[start of Available data]

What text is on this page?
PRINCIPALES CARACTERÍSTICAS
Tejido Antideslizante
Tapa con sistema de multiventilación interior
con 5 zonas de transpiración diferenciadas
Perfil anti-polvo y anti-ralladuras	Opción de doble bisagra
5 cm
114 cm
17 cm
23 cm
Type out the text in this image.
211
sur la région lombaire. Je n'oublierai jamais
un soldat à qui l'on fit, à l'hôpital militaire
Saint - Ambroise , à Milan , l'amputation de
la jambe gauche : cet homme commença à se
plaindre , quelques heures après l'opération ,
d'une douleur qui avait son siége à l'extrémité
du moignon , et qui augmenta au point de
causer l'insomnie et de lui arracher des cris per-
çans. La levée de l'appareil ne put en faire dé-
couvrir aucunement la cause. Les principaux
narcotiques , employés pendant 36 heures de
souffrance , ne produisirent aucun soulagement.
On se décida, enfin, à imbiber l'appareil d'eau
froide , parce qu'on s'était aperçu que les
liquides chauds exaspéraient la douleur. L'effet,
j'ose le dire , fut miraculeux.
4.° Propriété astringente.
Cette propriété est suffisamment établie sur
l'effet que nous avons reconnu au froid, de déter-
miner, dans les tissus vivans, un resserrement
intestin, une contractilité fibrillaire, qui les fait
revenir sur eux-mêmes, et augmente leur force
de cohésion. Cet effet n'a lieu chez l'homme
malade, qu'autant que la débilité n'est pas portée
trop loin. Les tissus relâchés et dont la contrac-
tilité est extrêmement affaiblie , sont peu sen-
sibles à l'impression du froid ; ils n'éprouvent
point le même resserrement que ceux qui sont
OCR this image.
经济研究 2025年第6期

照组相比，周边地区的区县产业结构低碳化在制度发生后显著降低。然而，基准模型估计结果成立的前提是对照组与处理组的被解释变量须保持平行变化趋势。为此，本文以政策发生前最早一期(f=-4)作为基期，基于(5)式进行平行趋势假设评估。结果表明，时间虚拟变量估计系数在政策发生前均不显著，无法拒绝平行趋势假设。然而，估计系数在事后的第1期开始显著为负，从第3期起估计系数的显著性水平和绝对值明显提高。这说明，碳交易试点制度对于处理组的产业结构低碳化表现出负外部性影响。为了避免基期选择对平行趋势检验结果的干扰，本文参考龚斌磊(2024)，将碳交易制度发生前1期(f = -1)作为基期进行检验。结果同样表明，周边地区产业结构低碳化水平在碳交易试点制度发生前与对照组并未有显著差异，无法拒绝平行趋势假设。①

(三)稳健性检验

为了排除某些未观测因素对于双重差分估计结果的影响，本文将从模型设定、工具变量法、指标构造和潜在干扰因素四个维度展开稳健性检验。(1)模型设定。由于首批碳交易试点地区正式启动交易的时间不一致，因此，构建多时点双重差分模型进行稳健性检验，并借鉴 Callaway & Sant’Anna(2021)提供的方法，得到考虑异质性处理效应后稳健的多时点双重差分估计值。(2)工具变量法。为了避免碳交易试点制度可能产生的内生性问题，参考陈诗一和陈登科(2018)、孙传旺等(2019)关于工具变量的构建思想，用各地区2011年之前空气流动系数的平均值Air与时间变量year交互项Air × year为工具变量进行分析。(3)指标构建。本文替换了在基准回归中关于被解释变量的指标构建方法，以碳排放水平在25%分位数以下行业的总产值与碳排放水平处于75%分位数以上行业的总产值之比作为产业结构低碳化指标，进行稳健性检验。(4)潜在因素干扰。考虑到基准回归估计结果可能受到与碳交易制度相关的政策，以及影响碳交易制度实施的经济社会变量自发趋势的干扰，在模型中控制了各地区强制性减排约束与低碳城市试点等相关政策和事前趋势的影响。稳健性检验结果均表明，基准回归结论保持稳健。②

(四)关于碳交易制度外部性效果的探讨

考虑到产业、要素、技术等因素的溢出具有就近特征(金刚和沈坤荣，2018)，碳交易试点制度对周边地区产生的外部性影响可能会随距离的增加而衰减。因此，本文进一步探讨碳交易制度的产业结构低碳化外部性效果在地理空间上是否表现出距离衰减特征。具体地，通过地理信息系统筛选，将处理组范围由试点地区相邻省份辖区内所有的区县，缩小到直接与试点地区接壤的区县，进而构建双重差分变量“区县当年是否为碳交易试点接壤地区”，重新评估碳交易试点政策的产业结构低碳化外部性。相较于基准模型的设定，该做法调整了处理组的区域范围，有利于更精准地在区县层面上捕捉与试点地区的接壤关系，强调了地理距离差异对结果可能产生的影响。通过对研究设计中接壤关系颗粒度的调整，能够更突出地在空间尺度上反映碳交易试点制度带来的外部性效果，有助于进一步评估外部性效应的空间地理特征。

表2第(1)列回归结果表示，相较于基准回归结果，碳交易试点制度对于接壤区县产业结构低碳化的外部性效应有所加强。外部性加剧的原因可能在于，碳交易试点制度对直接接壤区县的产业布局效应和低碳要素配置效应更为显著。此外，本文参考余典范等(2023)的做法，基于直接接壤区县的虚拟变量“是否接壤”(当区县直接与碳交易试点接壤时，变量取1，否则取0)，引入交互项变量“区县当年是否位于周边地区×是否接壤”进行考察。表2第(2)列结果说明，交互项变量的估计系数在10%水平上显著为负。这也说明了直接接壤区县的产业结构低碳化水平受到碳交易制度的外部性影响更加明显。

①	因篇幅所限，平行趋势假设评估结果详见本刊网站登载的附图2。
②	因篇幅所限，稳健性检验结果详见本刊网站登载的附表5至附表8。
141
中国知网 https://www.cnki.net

[end of Available data]

* Aim
Recopy the entries above exactly, with every line included.

* Response to this exercise
What text is on this page?
PRINCIPALES CARACTERÍSTICAS
Tejido Antideslizante
Tapa con sistema de multiventilación interior
con 5 zonas de transpiración diferenciadas
Perfil anti-polvo y anti-ralladuras	Opción de doble bisagra
5 cm
114 cm
17 cm
23 cm
Type out the text in this image.
211
sur la région lombaire. Je n'oublierai jamais
un soldat à qui l'on fit, à l'hôpital militaire
Saint - Ambroise , à Milan , l'amputation de
la jambe gauche : cet homme commença à se
plaindre , quelques heures après l'opération ,
d'une douleur qui avait son siége à l'extrémité
du moignon , et qui augmenta au point de
causer l'insomnie et de lui arracher des cris per-
çans. La levée de l'appareil ne put en faire dé-
couvrir aucunement la cause. Les principaux
narcotiques , employés pendant 36 heures de
souffrance , ne produisirent aucun soulagement.
On se décida, enfin, à imbiber l'appareil d'eau
froide , parce qu'on s'était aperçu que les
liquides chauds exaspéraient la douleur. L'effet,
j'ose le dire , fut miraculeux.
4.° Propriété astringente.
Cette propriété est suffisamment établie sur
l'effet que nous avons reconnu au froid, de déter-
miner, dans les tissus vivans, un resserrement
intestin, une contractilité fibrillaire, qui les fait
revenir sur eux-mêmes, et augmente leur force
de cohésion. Cet effet n'a lieu chez l'homme
malade, qu'autant que la débilité n'est pas portée
trop loin. Les tissus relâchés et dont la contrac-
tilité est extrêmement affaiblie , sont peu sen-
sibles à l'impression du froid ; ils n'éprouvent
point le même resserrement que ceux qui sont
OCR this image.
经济研究 2025年第6期

照组相比，周边地区的区县产业结构低碳化在制度发生后显著降低。然而，基准模型估计结果成立的前提是对照组与处理组的被解释变量须保持平行变化趋势。为此，本文以政策发生前最早一期(f=-4)作为基期，基于(5)式进行平行趋势假设评估。结果表明，时间虚拟变量估计系数在政策发生前均不显著，无法拒绝平行趋势假设。然而，估计系数在事后的第1期开始显著为负，从第3期起估计系数的显著性水平和绝对值明显提高。这说明，碳交易试点制度对于处理组的产业结构低碳化表现出负外部性影响。为了避免基期选择对平行趋势检验结果的干扰，本文参考龚斌磊(2024)，将碳交易制度发生前1期(f = -1)作为基期进行检验。结果同样表明，周边地区产业结构低碳化水平在碳交易试点制度发生前与对照组并未有显著差异，无法拒绝平行趋势假设。①

(三)稳健性检验

为了排除某些未观测因素对于双重差分估计结果的影响，本文将从模型设定、工具变量法、指标构造和潜在干扰因素四个维度展开稳健性检验。(1)模型设定。由于首批碳交易试点地区正式启动交易的时间不一致，因此，构建多时点双重差分模型进行稳健性检验，并借鉴 Callaway & Sant’Anna(2021)提供的方法，得到考虑异质性处理效应后稳健的多时点双重差分估计值。(2)工具变量法。为了避免碳交易试点制度可能产生的内生性问题，参考陈诗一和陈登科(2018)、孙传旺等(2019)关于工具变量的构建思想，用各地区2011年之前空气流动系数的平均值Air与时间变量year交互项Air × year为工具变量进行分析。(3)指标构建。本文替换了在基准回归中关于被解释变量的指标构建方法，以碳排放水平在25%分位数以下行业的总产值与碳排放水平处于75%分位数以上行业的总产值之比作为产业结构低碳化指标，进行稳健性检验。(4)潜在因素干扰。考虑到基准回归估计结果可能受到与碳交易制度相关的政策，以及影响碳交易制度实施的经济社会变量自发趋势的干扰，在模型中控制了各地区强制性减排约束与低碳城市试点等相关政策和事前趋势的影响。稳健性检验结果均表明，基准回归结论保持稳健。②

(四)关于碳交易制度外部性效果的探讨

考虑到产业、要素、技术等因素的溢出具有就近特征(金刚和沈坤荣，2018)，碳交易试点制度对周边地区产生的外部性影响可能会随距离的增加而衰减。因此，本文进一步探讨碳交易制度的产业结构低碳化外部性效果在地理空间上是否表现出距离衰减特征。具体地，通过地理信息系统筛选，将处理组范围由试点地区相邻省份辖区内所有的区县，缩小到直接与试点地区接壤的区县，进而构建双重差分变量“区县当年是否为碳交易试点接壤地区”，重新评估碳交易试点政策的产业结构低碳化外部性。相较于基准模型的设定，该做法调整了处理组的区域范围，有利于更精准地在区县层面上捕捉与试点地区的接壤关系，强调了地理距离差异对结果可能产生的影响。通过对研究设计中接壤关系颗粒度的调整，能够更突出地在空间尺度上反映碳交易试点制度带来的外部性效果，有助于进一步评估外部性效应的空间地理特征。

表2第(1)列回归结果表示，相较于基准回归结果，碳交易试点制度对于接壤区县产业结构低碳化的外部性效应有所加强。外部性加剧的原因可能在于，碳交易试点制度对直接接壤区县的产业布局效应和低碳要素配置效应更为显著。此外，本文参考余典范等(2023)的做法，基于直接接壤区县的虚拟变量“是否接壤”(当区县直接与碳交易试点接壤时，变量取1，否则取0)，引入交互项变量“区县当年是否位于周边地区×是否接壤”进行考察。表2第(2)列结果说明，交互项变量的估计系数在10%水平上显著为负。这也说明了直接接壤区县的产业结构低碳化水平受到碳交易制度的外部性影响更加明显。

①	因篇幅所限，平行趋势假设评估结果详见本刊网站登载的附图2。
②	因篇幅所限，稳健性检验结果详见本刊网站登载的附表5至附表8。
141
中国知网 https://www.cnki.net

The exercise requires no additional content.